Data entries:
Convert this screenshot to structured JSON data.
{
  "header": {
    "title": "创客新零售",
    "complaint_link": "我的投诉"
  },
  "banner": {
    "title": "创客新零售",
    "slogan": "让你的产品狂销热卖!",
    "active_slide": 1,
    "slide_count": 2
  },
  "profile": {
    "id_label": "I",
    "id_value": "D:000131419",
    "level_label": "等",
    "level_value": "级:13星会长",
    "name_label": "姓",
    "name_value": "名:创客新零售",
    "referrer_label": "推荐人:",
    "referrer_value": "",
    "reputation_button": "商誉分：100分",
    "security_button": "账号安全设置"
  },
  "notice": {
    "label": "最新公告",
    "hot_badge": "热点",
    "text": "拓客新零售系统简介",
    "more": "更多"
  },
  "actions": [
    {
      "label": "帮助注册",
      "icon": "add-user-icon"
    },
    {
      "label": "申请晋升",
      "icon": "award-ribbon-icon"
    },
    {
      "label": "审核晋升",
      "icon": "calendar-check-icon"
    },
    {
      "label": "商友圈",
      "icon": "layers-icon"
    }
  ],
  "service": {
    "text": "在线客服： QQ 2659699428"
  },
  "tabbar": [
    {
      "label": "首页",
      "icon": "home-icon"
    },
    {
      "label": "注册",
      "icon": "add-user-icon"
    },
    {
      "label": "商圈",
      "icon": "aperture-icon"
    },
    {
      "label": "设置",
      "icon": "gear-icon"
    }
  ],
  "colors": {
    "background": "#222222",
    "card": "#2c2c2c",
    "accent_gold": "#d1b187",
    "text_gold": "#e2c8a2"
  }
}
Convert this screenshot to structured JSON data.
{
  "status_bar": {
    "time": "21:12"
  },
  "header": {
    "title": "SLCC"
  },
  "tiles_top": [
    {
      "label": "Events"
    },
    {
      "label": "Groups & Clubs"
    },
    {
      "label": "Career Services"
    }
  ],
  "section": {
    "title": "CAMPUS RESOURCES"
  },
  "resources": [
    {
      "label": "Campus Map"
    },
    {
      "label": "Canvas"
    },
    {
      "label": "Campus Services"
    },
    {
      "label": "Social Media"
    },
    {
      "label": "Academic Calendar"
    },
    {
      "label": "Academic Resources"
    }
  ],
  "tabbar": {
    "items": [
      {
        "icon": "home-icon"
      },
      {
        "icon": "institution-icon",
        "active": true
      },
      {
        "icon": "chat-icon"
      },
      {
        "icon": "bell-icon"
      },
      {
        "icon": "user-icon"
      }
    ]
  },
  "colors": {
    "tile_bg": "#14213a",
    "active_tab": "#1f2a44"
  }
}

*TASK OBJECTIVE*
The records above are to be repeated exactly, in their entirety.

*REPLY*
Convert this screenshot to structured JSON data.
{
  "header": {
    "title": "创客新零售",
    "complaint_link": "我的投诉"
  },
  "banner": {
    "title": "创客新零售",
    "slogan": "让你的产品狂销热卖!",
    "active_slide": 1,
    "slide_count": 2
  },
  "profile": {
    "id_label": "I",
    "id_value": "D:000131419",
    "level_label": "等",
    "level_value": "级:13星会长",
    "name_label": "姓",
    "name_value": "名:创客新零售",
    "referrer_label": "推荐人:",
    "referrer_value": "",
    "reputation_button": "商誉分：100分",
    "security_button": "账号安全设置"
  },
  "notice": {
    "label": "最新公告",
    "hot_badge": "热点",
    "text": "拓客新零售系统简介",
    "more": "更多"
  },
  "actions": [
    {
      "label": "帮助注册",
      "icon": "add-user-icon"
    },
    {
      "label": "申请晋升",
      "icon": "award-ribbon-icon"
    },
    {
      "label": "审核晋升",
      "icon": "calendar-check-icon"
    },
    {
      "label": "商友圈",
      "icon": "layers-icon"
    }
  ],
  "service": {
    "text": "在线客服： QQ 2659699428"
  },
  "tabbar": [
    {
      "label": "首页",
      "icon": "home-icon"
    },
    {
      "label": "注册",
      "icon": "add-user-icon"
    },
    {
      "label": "商圈",
      "icon": "aperture-icon"
    },
    {
      "label": "设置",
      "icon": "gear-icon"
    }
  ],
  "colors": {
    "background": "#222222",
    "card": "#2c2c2c",
    "accent_gold": "#d1b187",
    "text_gold": "#e2c8a2"
  }
}
Convert this screenshot to structured JSON data.
{
  "status_bar": {
    "time": "21:12"
  },
  "header": {
    "title": "SLCC"
  },
  "tiles_top": [
    {
      "label": "Events"
    },
    {
      "label": "Groups & Clubs"
    },
    {
      "label": "Career Services"
    }
  ],
  "section": {
    "title": "CAMPUS RESOURCES"
  },
  "resources": [
    {
      "label": "Campus Map"
    },
    {
      "label": "Canvas"
    },
    {
      "label": "Campus Services"
    },
    {
      "label": "Social Media"
    },
    {
      "label": "Academic Calendar"
    },
    {
      "label": "Academic Resources"
    }
  ],
  "tabbar": {
    "items": [
      {
        "icon": "home-icon"
      },
      {
        "icon": "institution-icon",
        "active": true
      },
      {
        "icon": "chat-icon"
      },
      {
        "icon": "bell-icon"
      },
      {
        "icon": "user-icon"
      }
    ]
  },
  "colors": {
    "tile_bg": "#14213a",
    "active_tab": "#1f2a44"
  }
}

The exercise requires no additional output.